__TASK DETAILS__.
Count the lines below that contain the word "pozaďové". Give only the number.
* BEGIN MATERIAL *
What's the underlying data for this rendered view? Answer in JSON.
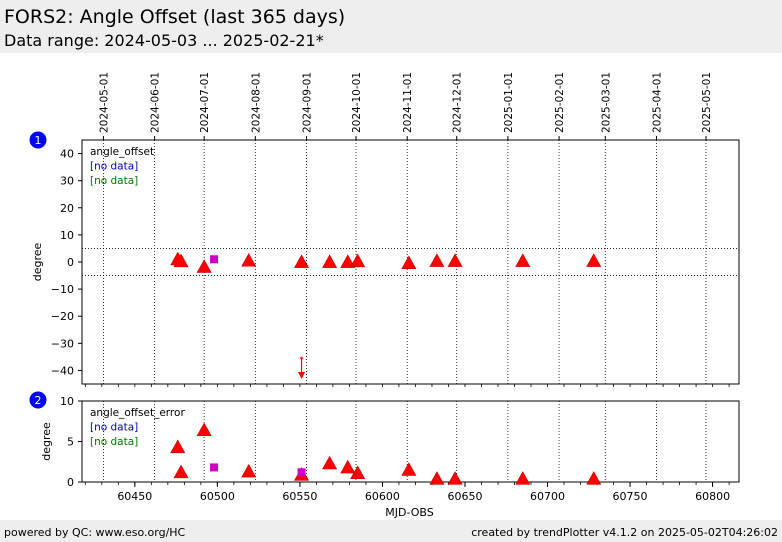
{
  "header": {
    "title": "FORS2: Angle Offset (last 365 days)",
    "subtitle": "Data range: 2024-05-03 ... 2025-02-21*"
  },
  "footer": {
    "left": "powered by QC: www.eso.org/HC",
    "right": "created by trendPlotter v4.1.2 on 2025-05-02T04:26:02"
  },
  "colors": {
    "marker": "#ff0000",
    "marker_edge": "#cc0000",
    "special_marker": "#cc00cc",
    "badge": "#0000ff",
    "no_data_blue": "#0000cc",
    "no_data_green": "#008000",
    "header_bg": "#eeeeee"
  },
  "chart_data": [
    {
      "type": "scatter",
      "panel_badge": "1",
      "ylabel": "degree",
      "ylim": [
        -45,
        45
      ],
      "yticks": [
        40,
        30,
        20,
        10,
        0,
        -10,
        -20,
        -30,
        -40
      ],
      "xlim": [
        60418,
        60816
      ],
      "hlines": [
        5,
        -5
      ],
      "legend": [
        "angle_offset",
        "[no data]",
        "[no data]"
      ],
      "date_ticks": [
        {
          "label": "2024-05-01",
          "mjd": 60431
        },
        {
          "label": "2024-06-01",
          "mjd": 60462
        },
        {
          "label": "2024-07-01",
          "mjd": 60492
        },
        {
          "label": "2024-08-01",
          "mjd": 60523
        },
        {
          "label": "2024-09-01",
          "mjd": 60554
        },
        {
          "label": "2024-10-01",
          "mjd": 60584
        },
        {
          "label": "2024-11-01",
          "mjd": 60615
        },
        {
          "label": "2024-12-01",
          "mjd": 60645
        },
        {
          "label": "2025-01-01",
          "mjd": 60676
        },
        {
          "label": "2025-02-01",
          "mjd": 60707
        },
        {
          "label": "2025-03-01",
          "mjd": 60735
        },
        {
          "label": "2025-04-01",
          "mjd": 60766
        },
        {
          "label": "2025-05-01",
          "mjd": 60796
        }
      ],
      "series": [
        {
          "marker": "triangle",
          "x": [
            60476,
            60478,
            60492,
            60519,
            60551,
            60568,
            60579,
            60585,
            60616,
            60633,
            60644,
            60685,
            60728
          ],
          "y": [
            1.0,
            0.3,
            -1.8,
            0.5,
            0.0,
            0.0,
            0.0,
            0.3,
            -0.4,
            0.4,
            0.4,
            0.4,
            0.4
          ]
        },
        {
          "marker": "square",
          "x": [
            60498
          ],
          "y": [
            1.0
          ]
        }
      ],
      "out_of_range": [
        {
          "x": 60551,
          "direction": "down"
        }
      ]
    },
    {
      "type": "scatter",
      "panel_badge": "2",
      "ylabel": "degree",
      "xlabel": "MJD-OBS",
      "ylim": [
        0,
        10
      ],
      "yticks": [
        10,
        5,
        0
      ],
      "xlim": [
        60418,
        60816
      ],
      "xticks": [
        60450,
        60500,
        60550,
        60600,
        60650,
        60700,
        60750,
        60800
      ],
      "legend": [
        "angle_offset_error",
        "[no data]",
        "[no data]"
      ],
      "series": [
        {
          "marker": "triangle",
          "x": [
            60476,
            60478,
            60492,
            60519,
            60551,
            60568,
            60579,
            60585,
            60616,
            60633,
            60644,
            60685,
            60728
          ],
          "y": [
            4.3,
            1.2,
            6.4,
            1.3,
            0.9,
            2.3,
            1.8,
            1.1,
            1.5,
            0.4,
            0.4,
            0.4,
            0.4
          ]
        },
        {
          "marker": "square",
          "x": [
            60498,
            60551
          ],
          "y": [
            1.8,
            1.2
          ]
        }
      ]
    }
  ]
}
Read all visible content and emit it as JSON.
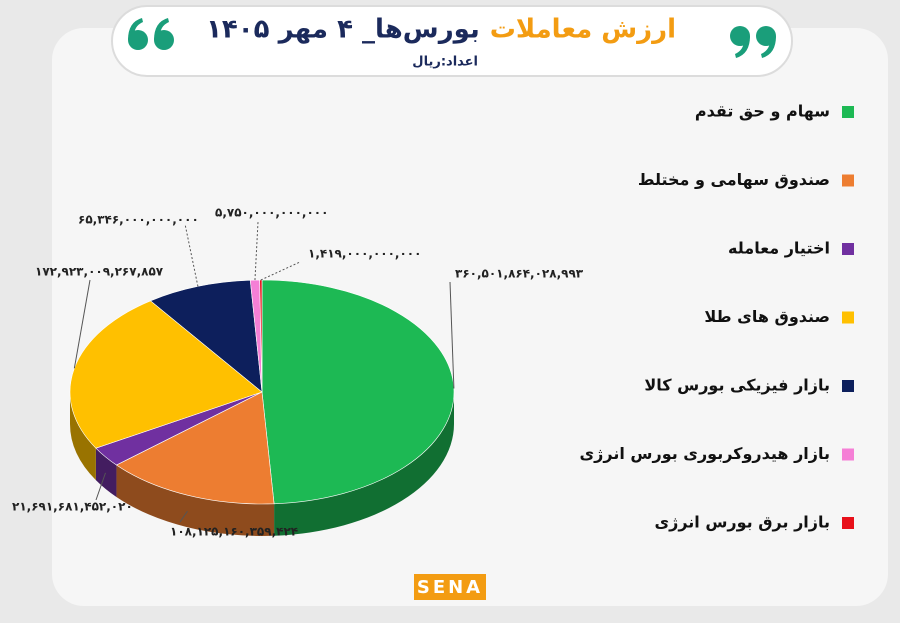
{
  "chart_data": {
    "type": "pie3d",
    "title": [
      "ارزش معاملات",
      "بورس‌ها_ ۴ مهر ۱۴۰۵"
    ],
    "subtitle": "اعداد:ریال",
    "categories": [
      "سهام و حق تقدم",
      "صندوق سهامی و مختلط",
      "اختیار معامله",
      "صندوق های طلا",
      "بازار فیزیکی بورس کالا",
      "بازار هیدروکربوری بورس انرژی",
      "بازار برق بورس انرژی"
    ],
    "values": [
      360501864028993,
      108125160359424,
      21691681452020,
      172923009267857,
      65346000000000,
      5750000000000,
      1419000000000
    ],
    "value_labels": [
      "۳۶۰,۵۰۱,۸۶۴,۰۲۸,۹۹۳",
      "۱۰۸,۱۲۵,۱۶۰,۳۵۹,۴۲۴",
      "۲۱,۶۹۱,۶۸۱,۴۵۲,۰۲۰",
      "۱۷۲,۹۲۳,۰۰۹,۲۶۷,۸۵۷",
      "۶۵,۳۴۶,۰۰۰,۰۰۰,۰۰۰",
      "۵,۷۵۰,۰۰۰,۰۰۰,۰۰۰",
      "۱,۴۱۹,۰۰۰,۰۰۰,۰۰۰"
    ],
    "colors": [
      "#1db954",
      "#ed7d31",
      "#7030a0",
      "#ffc000",
      "#0d1f5c",
      "#f57fd6",
      "#e8101a"
    ],
    "logo": "SENA"
  }
}
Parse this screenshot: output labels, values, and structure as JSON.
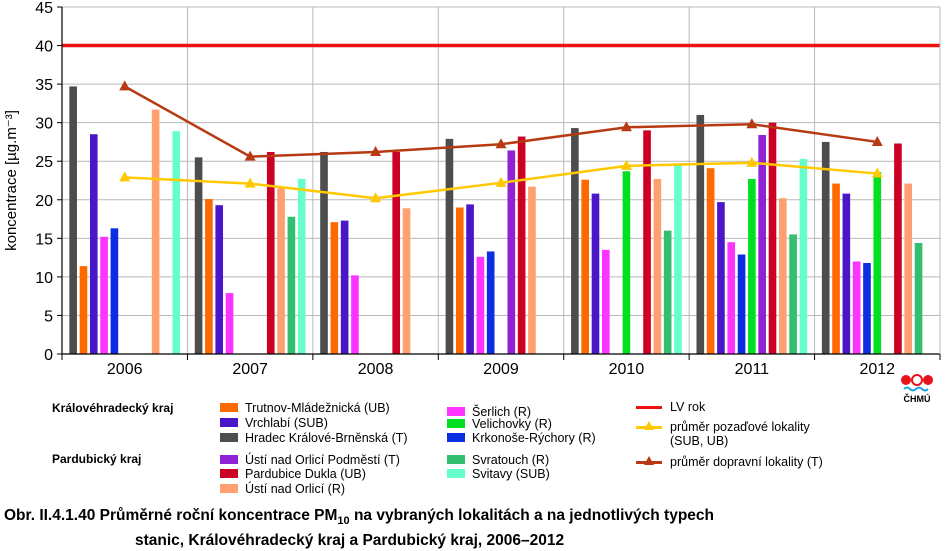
{
  "chart_data": {
    "type": "bar",
    "ylabel": "koncentrace [µg.m⁻³]",
    "ylim": [
      0,
      45
    ],
    "yticks": [
      0,
      5,
      10,
      15,
      20,
      25,
      30,
      35,
      40,
      45
    ],
    "categories": [
      "2006",
      "2007",
      "2008",
      "2009",
      "2010",
      "2011",
      "2012"
    ],
    "series": [
      {
        "name": "Hradec Králové-Brněnská (T)",
        "color": "#4d4d4d",
        "values": [
          34.7,
          25.5,
          26.2,
          27.9,
          29.3,
          31.0,
          27.5
        ]
      },
      {
        "name": "Trutnov-Mládežnická (UB)",
        "color": "#ff6a00",
        "values": [
          11.4,
          20.1,
          17.1,
          19.0,
          22.6,
          24.1,
          22.1
        ]
      },
      {
        "name": "Vrchlabí (SUB)",
        "color": "#4a17c8",
        "values": [
          28.5,
          19.3,
          17.3,
          19.4,
          20.8,
          19.7,
          20.8
        ]
      },
      {
        "name": "Šerlich (R)",
        "color": "#ff33ff",
        "values": [
          15.2,
          7.9,
          10.2,
          12.6,
          13.5,
          14.5,
          12.0
        ]
      },
      {
        "name": "Krkonoše-Rýchory (R)",
        "color": "#0a2ee0",
        "values": [
          16.3,
          null,
          null,
          13.3,
          null,
          12.9,
          11.8
        ]
      },
      {
        "name": "Velichovky (R)",
        "color": "#00e020",
        "values": [
          null,
          null,
          null,
          null,
          23.7,
          22.7,
          23.6
        ]
      },
      {
        "name": "Ústí nad Orlicí Podměstí (T)",
        "color": "#8e22d4",
        "values": [
          null,
          null,
          null,
          26.4,
          null,
          28.4,
          null
        ]
      },
      {
        "name": "Pardubice Dukla (UB)",
        "color": "#cc0025",
        "values": [
          null,
          26.2,
          26.2,
          28.2,
          29.0,
          30.0,
          27.3
        ]
      },
      {
        "name": "Ústí nad Orlicí (R)",
        "color": "#ffa070",
        "values": [
          31.7,
          21.5,
          18.9,
          21.7,
          22.7,
          20.2,
          22.1
        ]
      },
      {
        "name": "Svratouch (R)",
        "color": "#33bf6f",
        "values": [
          null,
          17.8,
          null,
          null,
          16.0,
          15.5,
          14.4
        ]
      },
      {
        "name": "Svitavy (SUB)",
        "color": "#66ffcc",
        "values": [
          28.9,
          22.7,
          null,
          null,
          24.7,
          25.3,
          null
        ]
      }
    ],
    "lines": [
      {
        "name": "LV rok",
        "color": "#ee1111",
        "values": [
          40,
          40,
          40,
          40,
          40,
          40,
          40
        ]
      },
      {
        "name": "průměr pozaďové lokality (SUB, UB)",
        "color": "#ffc800",
        "marker": "triangle",
        "values": [
          22.9,
          22.1,
          20.2,
          22.2,
          24.4,
          24.8,
          23.4
        ]
      },
      {
        "name": "průměr dopravní lokality (T)",
        "color": "#b83a12",
        "marker": "triangle",
        "values": [
          34.7,
          25.6,
          26.2,
          27.2,
          29.4,
          29.8,
          27.5
        ]
      }
    ]
  },
  "legend": {
    "group1": "Královéhradecký kraj",
    "group2": "Pardubický kraj",
    "items": [
      {
        "label": "Trutnov-Mládežnická (UB)",
        "color": "#ff6a00"
      },
      {
        "label": "Vrchlabí (SUB)",
        "color": "#4a17c8"
      },
      {
        "label": "Hradec Králové-Brněnská (T)",
        "color": "#4d4d4d"
      },
      {
        "label": "Ústí nad Orlicí Podměstí (T)",
        "color": "#8e22d4"
      },
      {
        "label": "Pardubice Dukla (UB)",
        "color": "#cc0025"
      },
      {
        "label": "Ústí nad Orlicí (R)",
        "color": "#ffa070"
      },
      {
        "label": "Šerlich (R)",
        "color": "#ff33ff"
      },
      {
        "label": "Velichovky (R)",
        "color": "#00e020"
      },
      {
        "label": "Krkonoše-Rýchory (R)",
        "color": "#0a2ee0"
      },
      {
        "label": "Svratouch (R)",
        "color": "#33bf6f"
      },
      {
        "label": "Svitavy (SUB)",
        "color": "#66ffcc"
      },
      {
        "label": "LV rok",
        "color": "#ee1111"
      },
      {
        "label": "průměr pozaďové lokality",
        "color": "#ffc800"
      },
      {
        "label": "(SUB, UB)"
      },
      {
        "label": "průměr dopravní lokality (T)",
        "color": "#b83a12"
      }
    ]
  },
  "caption": {
    "prefix": "Obr. II.4.1.40  Průměrné roční koncentrace PM",
    "subscript": "10",
    "line1_rest": " na vybraných lokalitách a na jednotlivých typech",
    "line2": "stanic, Královéhradecký kraj a Pardubický kraj, 2006–2012"
  },
  "logo": {
    "text": "ČHMÚ"
  }
}
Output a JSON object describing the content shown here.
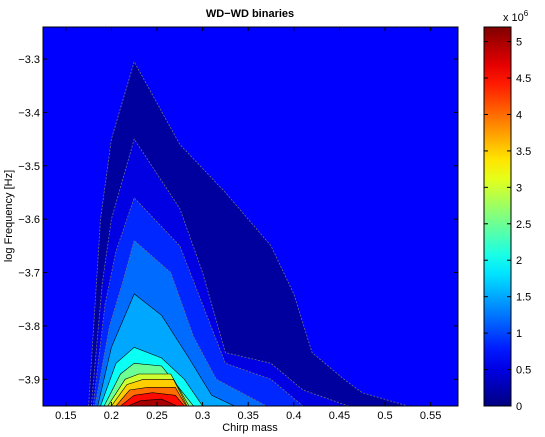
{
  "chart_data": {
    "type": "contour",
    "title": "WD−WD binaries",
    "xlabel": "Chirp mass",
    "ylabel": "log Frequency [Hz]",
    "xlim": [
      0.125,
      0.58
    ],
    "ylim": [
      -3.95,
      -3.24
    ],
    "x_ticks": [
      {
        "v": 0.15,
        "label": "0.15"
      },
      {
        "v": 0.2,
        "label": "0.2"
      },
      {
        "v": 0.25,
        "label": "0.25"
      },
      {
        "v": 0.3,
        "label": "0.3"
      },
      {
        "v": 0.35,
        "label": "0.35"
      },
      {
        "v": 0.4,
        "label": "0.4"
      },
      {
        "v": 0.45,
        "label": "0.45"
      },
      {
        "v": 0.5,
        "label": "0.5"
      },
      {
        "v": 0.55,
        "label": "0.55"
      }
    ],
    "y_ticks": [
      {
        "v": -3.3,
        "label": "−3.3"
      },
      {
        "v": -3.4,
        "label": "−3.4"
      },
      {
        "v": -3.5,
        "label": "−3.5"
      },
      {
        "v": -3.6,
        "label": "−3.6"
      },
      {
        "v": -3.7,
        "label": "−3.7"
      },
      {
        "v": -3.8,
        "label": "−3.8"
      },
      {
        "v": -3.9,
        "label": "−3.9"
      }
    ],
    "colorbar": {
      "range": [
        0,
        5.2
      ],
      "multiplier_base": "x 10",
      "multiplier_exp": "6",
      "ticks": [
        {
          "v": 0,
          "label": "0"
        },
        {
          "v": 0.5,
          "label": "0.5"
        },
        {
          "v": 1,
          "label": "1"
        },
        {
          "v": 1.5,
          "label": "1.5"
        },
        {
          "v": 2,
          "label": "2"
        },
        {
          "v": 2.5,
          "label": "2.5"
        },
        {
          "v": 3,
          "label": "3"
        },
        {
          "v": 3.5,
          "label": "3.5"
        },
        {
          "v": 4,
          "label": "4"
        },
        {
          "v": 4.5,
          "label": "4.5"
        },
        {
          "v": 5,
          "label": "5"
        }
      ]
    },
    "contours": [
      {
        "level": 0.16,
        "points": [
          [
            0.175,
            -3.95
          ],
          [
            0.188,
            -3.6
          ],
          [
            0.2,
            -3.45
          ],
          [
            0.225,
            -3.305
          ],
          [
            0.275,
            -3.46
          ],
          [
            0.325,
            -3.55
          ],
          [
            0.375,
            -3.65
          ],
          [
            0.4,
            -3.74
          ],
          [
            0.42,
            -3.85
          ],
          [
            0.455,
            -3.9
          ],
          [
            0.475,
            -3.925
          ],
          [
            0.525,
            -3.95
          ]
        ]
      },
      {
        "level": 0.5,
        "points": [
          [
            0.178,
            -3.95
          ],
          [
            0.19,
            -3.72
          ],
          [
            0.2,
            -3.6
          ],
          [
            0.225,
            -3.45
          ],
          [
            0.275,
            -3.58
          ],
          [
            0.3,
            -3.7
          ],
          [
            0.325,
            -3.85
          ],
          [
            0.375,
            -3.87
          ],
          [
            0.41,
            -3.92
          ],
          [
            0.46,
            -3.95
          ]
        ]
      },
      {
        "level": 0.85,
        "points": [
          [
            0.18,
            -3.95
          ],
          [
            0.193,
            -3.76
          ],
          [
            0.205,
            -3.66
          ],
          [
            0.225,
            -3.56
          ],
          [
            0.275,
            -3.65
          ],
          [
            0.3,
            -3.76
          ],
          [
            0.325,
            -3.87
          ],
          [
            0.375,
            -3.9
          ],
          [
            0.41,
            -3.95
          ]
        ]
      },
      {
        "level": 1.2,
        "points": [
          [
            0.182,
            -3.95
          ],
          [
            0.198,
            -3.8
          ],
          [
            0.212,
            -3.72
          ],
          [
            0.225,
            -3.64
          ],
          [
            0.265,
            -3.7
          ],
          [
            0.29,
            -3.82
          ],
          [
            0.315,
            -3.9
          ],
          [
            0.37,
            -3.95
          ]
        ]
      },
      {
        "level": 1.5,
        "points": [
          [
            0.185,
            -3.95
          ],
          [
            0.2,
            -3.84
          ],
          [
            0.215,
            -3.78
          ],
          [
            0.225,
            -3.74
          ],
          [
            0.255,
            -3.78
          ],
          [
            0.285,
            -3.86
          ],
          [
            0.31,
            -3.93
          ],
          [
            0.335,
            -3.95
          ]
        ]
      },
      {
        "level": 2.0,
        "points": [
          [
            0.188,
            -3.95
          ],
          [
            0.205,
            -3.87
          ],
          [
            0.225,
            -3.84
          ],
          [
            0.255,
            -3.86
          ],
          [
            0.28,
            -3.9
          ],
          [
            0.3,
            -3.95
          ]
        ]
      },
      {
        "level": 2.5,
        "points": [
          [
            0.192,
            -3.95
          ],
          [
            0.21,
            -3.89
          ],
          [
            0.225,
            -3.87
          ],
          [
            0.255,
            -3.875
          ],
          [
            0.29,
            -3.95
          ]
        ]
      },
      {
        "level": 3.0,
        "points": [
          [
            0.196,
            -3.95
          ],
          [
            0.215,
            -3.9
          ],
          [
            0.23,
            -3.89
          ],
          [
            0.265,
            -3.89
          ],
          [
            0.285,
            -3.95
          ]
        ]
      },
      {
        "level": 3.5,
        "points": [
          [
            0.2,
            -3.95
          ],
          [
            0.217,
            -3.91
          ],
          [
            0.235,
            -3.9
          ],
          [
            0.268,
            -3.9
          ],
          [
            0.283,
            -3.95
          ]
        ]
      },
      {
        "level": 4.0,
        "points": [
          [
            0.205,
            -3.95
          ],
          [
            0.22,
            -3.92
          ],
          [
            0.24,
            -3.915
          ],
          [
            0.27,
            -3.915
          ],
          [
            0.282,
            -3.95
          ]
        ]
      },
      {
        "level": 4.5,
        "points": [
          [
            0.21,
            -3.95
          ],
          [
            0.225,
            -3.93
          ],
          [
            0.245,
            -3.925
          ],
          [
            0.27,
            -3.93
          ],
          [
            0.28,
            -3.95
          ]
        ]
      },
      {
        "level": 5.0,
        "points": [
          [
            0.218,
            -3.95
          ],
          [
            0.232,
            -3.94
          ],
          [
            0.255,
            -3.937
          ],
          [
            0.272,
            -3.95
          ]
        ]
      }
    ]
  }
}
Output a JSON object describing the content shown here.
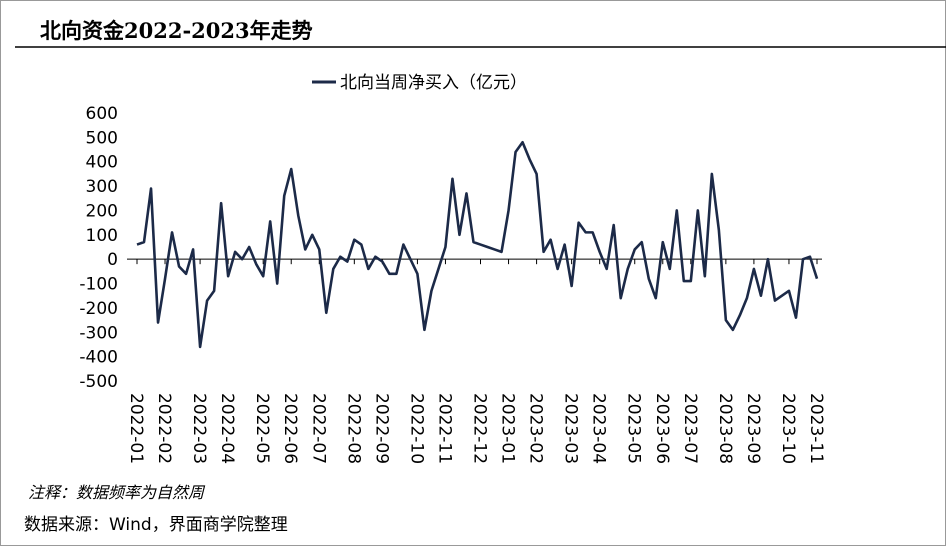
{
  "title": "北向资金2022-2023年走势",
  "chart_data": {
    "type": "line",
    "categories": [
      "2022-01",
      null,
      null,
      null,
      "2022-02",
      null,
      null,
      null,
      null,
      "2022-03",
      null,
      null,
      null,
      "2022-04",
      null,
      null,
      null,
      null,
      "2022-05",
      null,
      null,
      null,
      "2022-06",
      null,
      null,
      null,
      "2022-07",
      null,
      null,
      null,
      null,
      "2022-08",
      null,
      null,
      null,
      "2022-09",
      null,
      null,
      null,
      null,
      "2022-10",
      null,
      null,
      null,
      "2022-11",
      null,
      null,
      null,
      null,
      "2022-12",
      null,
      null,
      null,
      "2023-01",
      null,
      null,
      null,
      "2023-02",
      null,
      null,
      null,
      null,
      "2023-03",
      null,
      null,
      null,
      "2023-04",
      null,
      null,
      null,
      null,
      "2023-05",
      null,
      null,
      null,
      "2023-06",
      null,
      null,
      null,
      "2023-07",
      null,
      null,
      null,
      null,
      "2023-08",
      null,
      null,
      null,
      "2023-09",
      null,
      null,
      null,
      null,
      "2023-10",
      null,
      null,
      null,
      "2023-11"
    ],
    "series": [
      {
        "name": "北向当周净买入（亿元）",
        "color": "#1c2a48",
        "values": [
          60,
          70,
          290,
          -260,
          -80,
          110,
          -30,
          -60,
          40,
          -360,
          -170,
          -130,
          230,
          -70,
          30,
          0,
          50,
          -20,
          -70,
          155,
          -100,
          260,
          370,
          180,
          40,
          100,
          40,
          -220,
          -40,
          10,
          -10,
          80,
          60,
          -40,
          10,
          -10,
          -60,
          -60,
          60,
          0,
          -60,
          -290,
          -130,
          -40,
          50,
          330,
          100,
          270,
          70,
          60,
          50,
          40,
          30,
          200,
          440,
          480,
          410,
          350,
          30,
          80,
          -40,
          60,
          -110,
          150,
          110,
          110,
          30,
          -40,
          140,
          -160,
          -40,
          40,
          70,
          -80,
          -160,
          70,
          -40,
          200,
          -90,
          -90,
          200,
          -70,
          350,
          120,
          -250,
          -290,
          -230,
          -160,
          -40,
          -150,
          0,
          -170,
          -150,
          -130,
          -240,
          0,
          10,
          -80
        ]
      }
    ],
    "ylim": [
      -500,
      600
    ],
    "yticks": [
      -500,
      -400,
      -300,
      -200,
      -100,
      0,
      100,
      200,
      300,
      400,
      500,
      600
    ],
    "legend": "top"
  },
  "notes": [
    "注释：数据频率为自然周",
    "数据来源：Wind，界面商学院整理"
  ]
}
* END MATERIAL *
__COMPLETE RESPONSE__.
2